*WRITTEN TASK*. Would you output the whole listing below, exactly as it reads?

*TASK DATA*.
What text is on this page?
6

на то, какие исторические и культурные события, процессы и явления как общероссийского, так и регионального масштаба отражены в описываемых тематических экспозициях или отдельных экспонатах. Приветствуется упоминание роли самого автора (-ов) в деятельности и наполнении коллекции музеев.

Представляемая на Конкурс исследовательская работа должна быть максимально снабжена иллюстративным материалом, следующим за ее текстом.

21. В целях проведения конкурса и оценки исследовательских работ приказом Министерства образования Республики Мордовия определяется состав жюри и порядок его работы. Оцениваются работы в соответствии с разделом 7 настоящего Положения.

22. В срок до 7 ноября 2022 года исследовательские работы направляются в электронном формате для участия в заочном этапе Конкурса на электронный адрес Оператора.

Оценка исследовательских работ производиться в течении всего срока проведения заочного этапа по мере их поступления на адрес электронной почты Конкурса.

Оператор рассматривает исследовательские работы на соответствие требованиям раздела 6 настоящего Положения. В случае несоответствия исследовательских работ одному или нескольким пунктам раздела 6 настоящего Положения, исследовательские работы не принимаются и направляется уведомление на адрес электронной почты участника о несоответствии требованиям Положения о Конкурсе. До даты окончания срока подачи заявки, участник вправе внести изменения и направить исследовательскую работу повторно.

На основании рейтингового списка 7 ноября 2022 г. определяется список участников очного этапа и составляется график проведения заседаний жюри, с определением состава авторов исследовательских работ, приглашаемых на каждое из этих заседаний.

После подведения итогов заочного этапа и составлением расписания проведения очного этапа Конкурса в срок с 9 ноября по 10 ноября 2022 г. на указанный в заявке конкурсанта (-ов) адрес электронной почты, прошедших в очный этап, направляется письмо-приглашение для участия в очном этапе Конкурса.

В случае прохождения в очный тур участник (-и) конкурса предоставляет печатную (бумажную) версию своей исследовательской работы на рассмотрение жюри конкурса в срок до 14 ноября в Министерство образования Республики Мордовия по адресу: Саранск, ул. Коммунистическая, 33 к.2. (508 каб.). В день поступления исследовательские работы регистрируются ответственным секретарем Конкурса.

*SOLUTION TO THIS EXERCISE*.
What text is on this page?
6

на то, какие исторические и культурные события, процессы и явления как общероссийского, так и регионального масштаба отражены в описываемых тематических экспозициях или отдельных экспонатах. Приветствуется упоминание роли самого автора (-ов) в деятельности и наполнении коллекции музеев.

Представляемая на Конкурс исследовательская работа должна быть максимально снабжена иллюстративным материалом, следующим за ее текстом.

21. В целях проведения конкурса и оценки исследовательских работ приказом Министерства образования Республики Мордовия определяется состав жюри и порядок его работы. Оцениваются работы в соответствии с разделом 7 настоящего Положения.

22. В срок до 7 ноября 2022 года исследовательские работы направляются в электронном формате для участия в заочном этапе Конкурса на электронный адрес Оператора.

Оценка исследовательских работ производиться в течении всего срока проведения заочного этапа по мере их поступления на адрес электронной почты Конкурса.

Оператор рассматривает исследовательские работы на соответствие требованиям раздела 6 настоящего Положения. В случае несоответствия исследовательских работ одному или нескольким пунктам раздела 6 настоящего Положения, исследовательские работы не принимаются и направляется уведомление на адрес электронной почты участника о несоответствии требованиям Положения о Конкурсе. До даты окончания срока подачи заявки, участник вправе внести изменения и направить исследовательскую работу повторно.

На основании рейтингового списка 7 ноября 2022 г. определяется список участников очного этапа и составляется график проведения заседаний жюри, с определением состава авторов исследовательских работ, приглашаемых на каждое из этих заседаний.

После подведения итогов заочного этапа и составлением расписания проведения очного этапа Конкурса в срок с 9 ноября по 10 ноября 2022 г. на указанный в заявке конкурсанта (-ов) адрес электронной почты, прошедших в очный этап, направляется письмо-приглашение для участия в очном этапе Конкурса.

В случае прохождения в очный тур участник (-и) конкурса предоставляет печатную (бумажную) версию своей исследовательской работы на рассмотрение жюри конкурса в срок до 14 ноября в Министерство образования Республики Мордовия по адресу: Саранск, ул. Коммунистическая, 33 к.2. (508 каб.). В день поступления исследовательские работы регистрируются ответственным секретарем Конкурса.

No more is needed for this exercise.